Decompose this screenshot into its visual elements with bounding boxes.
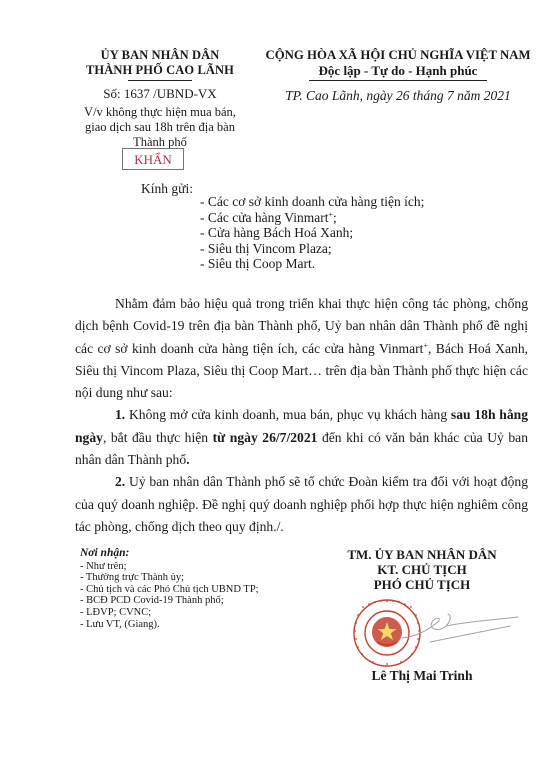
recipient-item: - Siêu thị Vincom Plaza; — [200, 241, 424, 257]
distribution-item: - Thường trực Thành ủy; — [80, 572, 259, 584]
distribution-item: - Như trên; — [80, 561, 259, 573]
distribution-item: - LĐVP; CVNC; — [80, 607, 259, 619]
document-number: Số: 1637 /UBND-VX — [70, 86, 250, 102]
recipient-item: - Các cửa hàng Vinmart+; — [200, 210, 424, 226]
document-subject: V/v không thực hiện mua bán, giao dịch s… — [70, 105, 250, 150]
org-name-line1: ỦY BAN NHÂN DÂN — [70, 48, 250, 63]
signer-name: Lê Thị Mai Trinh — [322, 668, 522, 684]
signer-on-behalf: KT. CHỦ TỊCH — [322, 562, 522, 577]
directive-item-1: 1. Không mở cửa kinh doanh, mua bán, phụ… — [75, 404, 528, 471]
org-underline — [128, 80, 192, 81]
subject-line: giao dịch sau 18h trên địa bàn — [70, 120, 250, 135]
recipient-item: - Các cơ sở kinh doanh cửa hàng tiện ích… — [200, 194, 424, 210]
national-heading-block: CỘNG HÒA XÃ HỘI CHỦ NGHĨA VIỆT NAM Độc l… — [262, 48, 534, 104]
recipient-list: - Các cơ sở kinh doanh cửa hàng tiện ích… — [200, 194, 424, 272]
intro-paragraph: Nhằm đảm bảo hiệu quả trong triển khai t… — [75, 293, 528, 404]
place-and-date: TP. Cao Lãnh, ngày 26 tháng 7 năm 2021 — [262, 87, 534, 104]
distribution-item: - BCĐ PCD Covid-19 Thành phố; — [80, 595, 259, 607]
directive-item-2: 2. Uỷ ban nhân dân Thành phố sẽ tổ chức … — [75, 471, 528, 538]
recipient-item: - Siêu thị Coop Mart. — [200, 256, 424, 272]
distribution-label: Nơi nhận: — [80, 548, 259, 560]
signer-title: PHÓ CHỦ TỊCH — [322, 577, 522, 592]
issuing-authority-block: ỦY BAN NHÂN DÂN THÀNH PHỐ CAO LÃNH Số: 1… — [70, 48, 250, 150]
document-body: Nhằm đảm bảo hiệu quả trong triển khai t… — [75, 293, 528, 538]
recipient-item: - Cửa hàng Bách Hoá Xanh; — [200, 225, 424, 241]
distribution-item: - Chủ tịch và các Phó Chủ tịch UBND TP; — [80, 584, 259, 596]
nation-title: CỘNG HÒA XÃ HỘI CHỦ NGHĨA VIỆT NAM — [262, 48, 534, 63]
handwritten-signature-icon — [400, 608, 520, 648]
signature-block: TM. ỦY BAN NHÂN DÂN KT. CHỦ TỊCH PHÓ CHỦ… — [322, 547, 522, 592]
signer-authority: TM. ỦY BAN NHÂN DÂN — [322, 547, 522, 562]
distribution-item: - Lưu VT, (Giang). — [80, 619, 259, 631]
motto-underline — [309, 80, 487, 81]
distribution-list: Nơi nhận: - Như trên; - Thường trực Thàn… — [80, 548, 259, 630]
org-name-line2: THÀNH PHỐ CAO LÃNH — [70, 63, 250, 78]
greeting: Kính gửi: — [141, 181, 193, 197]
subject-line: V/v không thực hiện mua bán, — [70, 105, 250, 120]
urgent-stamp: KHẨN — [122, 148, 184, 170]
national-motto: Độc lập - Tự do - Hạnh phúc — [262, 63, 534, 78]
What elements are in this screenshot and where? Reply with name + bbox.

# GOAL
Reproduce the data above verbatim, line for line, and omit the image.

# PROBLEM SOLUTION
Decompose this screenshot into its visual elements with bounding boxes.
recipient-item: - Siêu thị Vincom Plaza; — [200, 241, 424, 257]
distribution-item: - Thường trực Thành ủy; — [80, 572, 259, 584]
distribution-item: - Như trên; — [80, 561, 259, 573]
distribution-item: - LĐVP; CVNC; — [80, 607, 259, 619]
document-number: Số: 1637 /UBND-VX — [70, 86, 250, 102]
recipient-item: - Các cửa hàng Vinmart+; — [200, 210, 424, 226]
document-subject: V/v không thực hiện mua bán, giao dịch s… — [70, 105, 250, 150]
org-name-line1: ỦY BAN NHÂN DÂN — [70, 48, 250, 63]
signer-name: Lê Thị Mai Trinh — [322, 668, 522, 684]
signer-on-behalf: KT. CHỦ TỊCH — [322, 562, 522, 577]
directive-item-1: 1. Không mở cửa kinh doanh, mua bán, phụ… — [75, 404, 528, 471]
org-underline — [128, 80, 192, 81]
subject-line: giao dịch sau 18h trên địa bàn — [70, 120, 250, 135]
recipient-item: - Các cơ sở kinh doanh cửa hàng tiện ích… — [200, 194, 424, 210]
national-heading-block: CỘNG HÒA XÃ HỘI CHỦ NGHĨA VIỆT NAM Độc l… — [262, 48, 534, 104]
recipient-list: - Các cơ sở kinh doanh cửa hàng tiện ích… — [200, 194, 424, 272]
intro-paragraph: Nhằm đảm bảo hiệu quả trong triển khai t… — [75, 293, 528, 404]
place-and-date: TP. Cao Lãnh, ngày 26 tháng 7 năm 2021 — [262, 87, 534, 104]
distribution-item: - BCĐ PCD Covid-19 Thành phố; — [80, 595, 259, 607]
directive-item-2: 2. Uỷ ban nhân dân Thành phố sẽ tổ chức … — [75, 471, 528, 538]
recipient-item: - Siêu thị Coop Mart. — [200, 256, 424, 272]
distribution-label: Nơi nhận: — [80, 548, 259, 560]
signer-title: PHÓ CHỦ TỊCH — [322, 577, 522, 592]
issuing-authority-block: ỦY BAN NHÂN DÂN THÀNH PHỐ CAO LÃNH Số: 1… — [70, 48, 250, 150]
document-body: Nhằm đảm bảo hiệu quả trong triển khai t… — [75, 293, 528, 538]
recipient-item: - Cửa hàng Bách Hoá Xanh; — [200, 225, 424, 241]
distribution-item: - Chủ tịch và các Phó Chủ tịch UBND TP; — [80, 584, 259, 596]
nation-title: CỘNG HÒA XÃ HỘI CHỦ NGHĨA VIỆT NAM — [262, 48, 534, 63]
handwritten-signature-icon — [400, 608, 520, 648]
signature-block: TM. ỦY BAN NHÂN DÂN KT. CHỦ TỊCH PHÓ CHỦ… — [322, 547, 522, 592]
signer-authority: TM. ỦY BAN NHÂN DÂN — [322, 547, 522, 562]
distribution-item: - Lưu VT, (Giang). — [80, 619, 259, 631]
motto-underline — [309, 80, 487, 81]
distribution-list: Nơi nhận: - Như trên; - Thường trực Thàn… — [80, 548, 259, 630]
org-name-line2: THÀNH PHỐ CAO LÃNH — [70, 63, 250, 78]
greeting: Kính gửi: — [141, 181, 193, 197]
subject-line: V/v không thực hiện mua bán, — [70, 105, 250, 120]
urgent-stamp: KHẨN — [122, 148, 184, 170]
national-motto: Độc lập - Tự do - Hạnh phúc — [262, 63, 534, 78]
What elements are in this screenshot and where? Reply with name + bbox.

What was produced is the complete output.